[Data records]
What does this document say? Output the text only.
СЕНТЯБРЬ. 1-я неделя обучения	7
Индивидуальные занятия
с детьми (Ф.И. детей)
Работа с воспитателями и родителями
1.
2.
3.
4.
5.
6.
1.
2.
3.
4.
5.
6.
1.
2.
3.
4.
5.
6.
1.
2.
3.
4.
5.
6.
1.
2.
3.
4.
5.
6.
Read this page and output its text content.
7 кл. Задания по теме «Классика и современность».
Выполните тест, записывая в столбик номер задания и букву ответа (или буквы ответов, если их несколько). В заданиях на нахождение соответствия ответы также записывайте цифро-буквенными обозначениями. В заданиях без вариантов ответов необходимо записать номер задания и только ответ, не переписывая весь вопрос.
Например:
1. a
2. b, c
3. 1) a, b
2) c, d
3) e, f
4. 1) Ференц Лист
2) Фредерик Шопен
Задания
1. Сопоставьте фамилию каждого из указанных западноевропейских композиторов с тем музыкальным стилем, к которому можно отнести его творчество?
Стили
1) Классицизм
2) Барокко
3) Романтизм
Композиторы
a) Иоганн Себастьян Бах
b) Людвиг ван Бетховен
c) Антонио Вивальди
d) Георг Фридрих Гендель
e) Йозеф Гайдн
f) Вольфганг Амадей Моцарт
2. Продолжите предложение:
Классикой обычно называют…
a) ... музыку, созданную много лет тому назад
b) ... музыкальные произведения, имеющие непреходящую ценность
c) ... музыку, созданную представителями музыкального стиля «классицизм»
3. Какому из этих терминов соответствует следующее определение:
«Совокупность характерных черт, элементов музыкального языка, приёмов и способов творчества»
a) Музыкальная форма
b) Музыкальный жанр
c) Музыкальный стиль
--
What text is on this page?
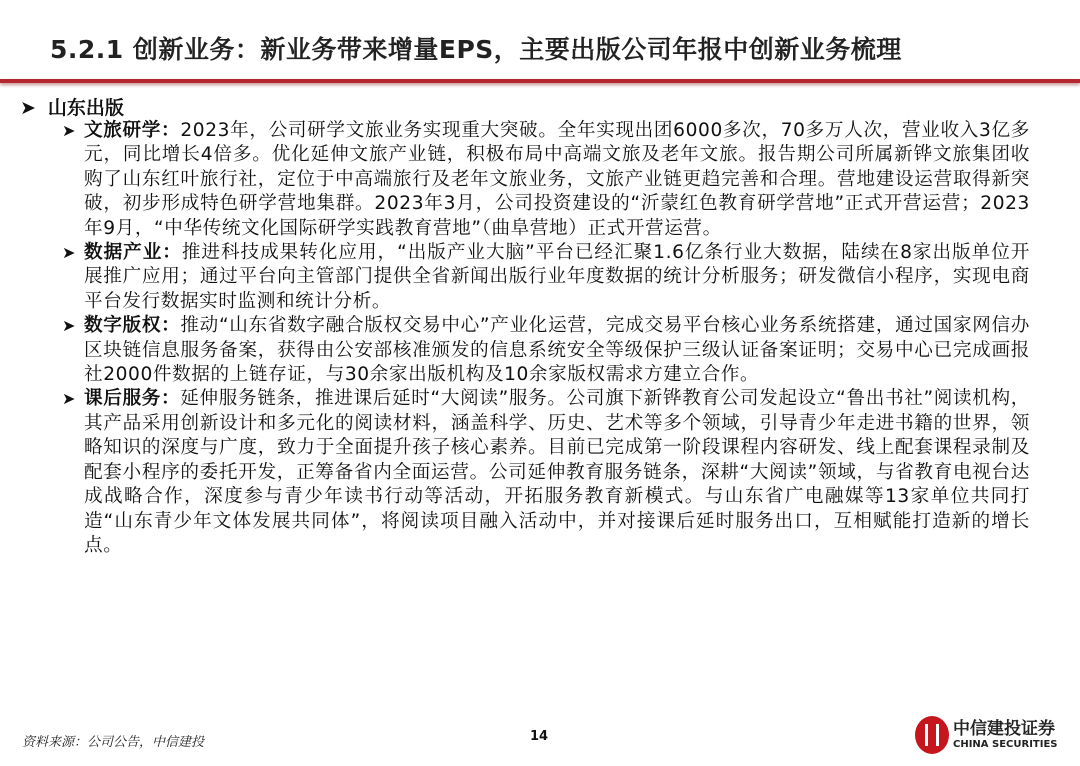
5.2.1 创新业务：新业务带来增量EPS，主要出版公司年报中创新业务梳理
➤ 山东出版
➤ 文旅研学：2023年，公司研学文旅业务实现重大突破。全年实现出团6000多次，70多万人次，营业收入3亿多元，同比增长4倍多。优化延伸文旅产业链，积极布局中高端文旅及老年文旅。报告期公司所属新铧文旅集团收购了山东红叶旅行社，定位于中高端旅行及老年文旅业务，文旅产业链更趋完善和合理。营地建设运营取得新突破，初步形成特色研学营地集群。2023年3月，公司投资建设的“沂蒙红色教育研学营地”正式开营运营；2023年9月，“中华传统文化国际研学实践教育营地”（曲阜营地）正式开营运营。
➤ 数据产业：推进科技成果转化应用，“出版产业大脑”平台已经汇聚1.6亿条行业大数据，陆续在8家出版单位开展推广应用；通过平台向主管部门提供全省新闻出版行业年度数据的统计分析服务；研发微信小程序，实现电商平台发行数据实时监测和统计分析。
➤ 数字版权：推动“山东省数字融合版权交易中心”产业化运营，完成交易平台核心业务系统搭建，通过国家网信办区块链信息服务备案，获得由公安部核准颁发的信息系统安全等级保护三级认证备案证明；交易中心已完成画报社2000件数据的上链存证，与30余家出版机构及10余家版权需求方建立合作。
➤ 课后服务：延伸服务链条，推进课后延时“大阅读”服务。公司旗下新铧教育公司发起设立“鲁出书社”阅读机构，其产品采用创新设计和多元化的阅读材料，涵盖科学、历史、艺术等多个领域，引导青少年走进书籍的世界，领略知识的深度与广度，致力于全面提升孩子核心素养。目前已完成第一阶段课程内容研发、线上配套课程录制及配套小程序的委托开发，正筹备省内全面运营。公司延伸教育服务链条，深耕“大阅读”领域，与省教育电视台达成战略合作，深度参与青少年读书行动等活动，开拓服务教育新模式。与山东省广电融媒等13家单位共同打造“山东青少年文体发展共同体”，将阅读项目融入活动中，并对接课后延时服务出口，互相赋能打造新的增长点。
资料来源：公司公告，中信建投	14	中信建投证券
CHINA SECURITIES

§ SET EXERCISE
Above are the records. Identify each line that contains the word "музыку".

§ TASK ANSWER
a) ... музыку, созданную много лет тому назад
c) ... музыку, созданную представителями музыкального стиля «классицизм»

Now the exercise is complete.